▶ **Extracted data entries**
►

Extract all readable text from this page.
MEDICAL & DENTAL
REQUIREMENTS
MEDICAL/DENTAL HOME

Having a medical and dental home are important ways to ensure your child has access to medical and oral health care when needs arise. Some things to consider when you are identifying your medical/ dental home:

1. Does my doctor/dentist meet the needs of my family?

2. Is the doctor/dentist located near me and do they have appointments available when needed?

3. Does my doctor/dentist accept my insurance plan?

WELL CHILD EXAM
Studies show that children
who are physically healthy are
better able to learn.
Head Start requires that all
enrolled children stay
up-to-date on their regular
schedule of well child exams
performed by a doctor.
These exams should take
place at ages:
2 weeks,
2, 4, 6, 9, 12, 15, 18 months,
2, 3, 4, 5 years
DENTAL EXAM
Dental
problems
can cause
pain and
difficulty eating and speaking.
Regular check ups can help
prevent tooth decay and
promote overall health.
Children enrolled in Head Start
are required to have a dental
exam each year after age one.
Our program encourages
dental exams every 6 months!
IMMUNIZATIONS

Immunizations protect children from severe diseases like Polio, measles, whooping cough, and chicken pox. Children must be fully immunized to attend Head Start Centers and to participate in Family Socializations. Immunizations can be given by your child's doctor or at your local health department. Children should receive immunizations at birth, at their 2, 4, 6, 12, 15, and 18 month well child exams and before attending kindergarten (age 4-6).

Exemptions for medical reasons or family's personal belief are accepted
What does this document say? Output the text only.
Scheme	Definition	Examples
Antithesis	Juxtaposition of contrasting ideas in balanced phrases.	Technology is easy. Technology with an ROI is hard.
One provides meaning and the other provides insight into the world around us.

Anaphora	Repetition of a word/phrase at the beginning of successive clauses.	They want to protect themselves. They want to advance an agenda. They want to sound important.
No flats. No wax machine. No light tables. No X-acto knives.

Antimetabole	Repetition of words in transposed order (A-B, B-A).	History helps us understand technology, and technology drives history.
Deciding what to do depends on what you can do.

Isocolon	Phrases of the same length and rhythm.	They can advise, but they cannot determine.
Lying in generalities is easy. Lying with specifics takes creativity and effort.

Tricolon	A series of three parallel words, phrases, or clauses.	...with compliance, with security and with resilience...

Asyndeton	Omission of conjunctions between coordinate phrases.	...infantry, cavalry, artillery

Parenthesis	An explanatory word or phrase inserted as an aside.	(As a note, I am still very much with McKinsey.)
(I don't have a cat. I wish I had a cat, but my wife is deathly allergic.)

◄
►

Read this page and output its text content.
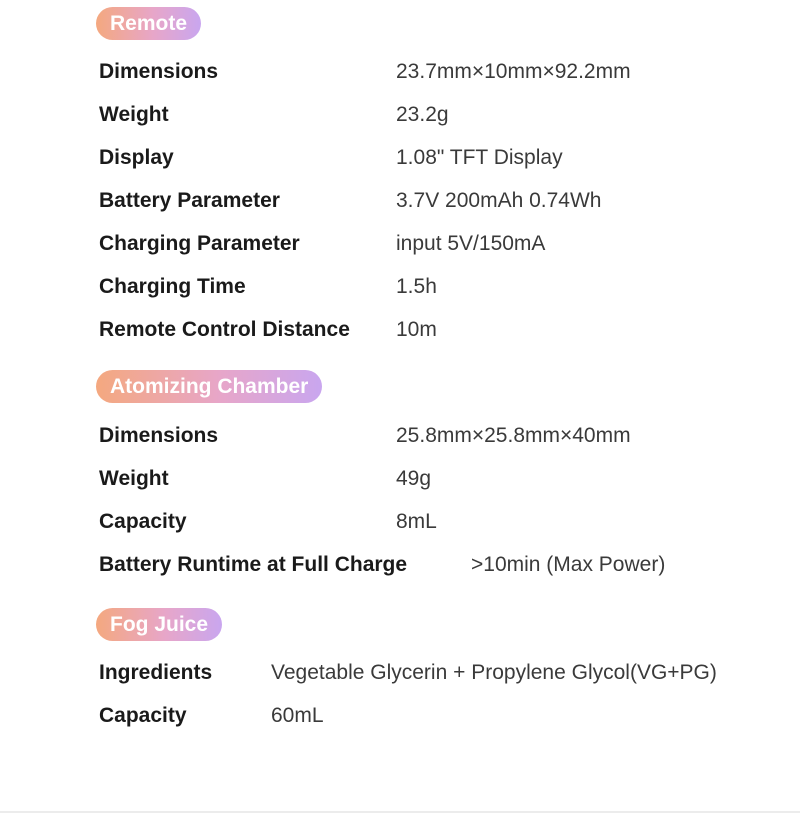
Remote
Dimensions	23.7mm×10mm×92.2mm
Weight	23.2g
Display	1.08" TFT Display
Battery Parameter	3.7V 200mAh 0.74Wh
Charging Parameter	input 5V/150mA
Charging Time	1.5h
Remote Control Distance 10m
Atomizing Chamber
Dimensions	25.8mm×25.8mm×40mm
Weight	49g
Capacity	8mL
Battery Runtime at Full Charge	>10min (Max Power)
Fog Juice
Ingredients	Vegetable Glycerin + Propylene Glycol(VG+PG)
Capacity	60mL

◄

▶ **Work to be completed**
Scan the data above and copy every line with "Start" in it.

▶ **Final result**
Head Start requires that all
Children enrolled in Head Start
Immunizations protect children from severe diseases like Polio, measles, whooping cough, and chicken pox. Children must be fully immunized to attend Head Start Centers and to participate in Family Socializations. Immunizations can be given by your child's doctor or at your local health department. Children should receive immunizations at birth, at their 2, 4, 6, 12, 15, and 18 month well child exams and before attending kindergarten (age 4-6).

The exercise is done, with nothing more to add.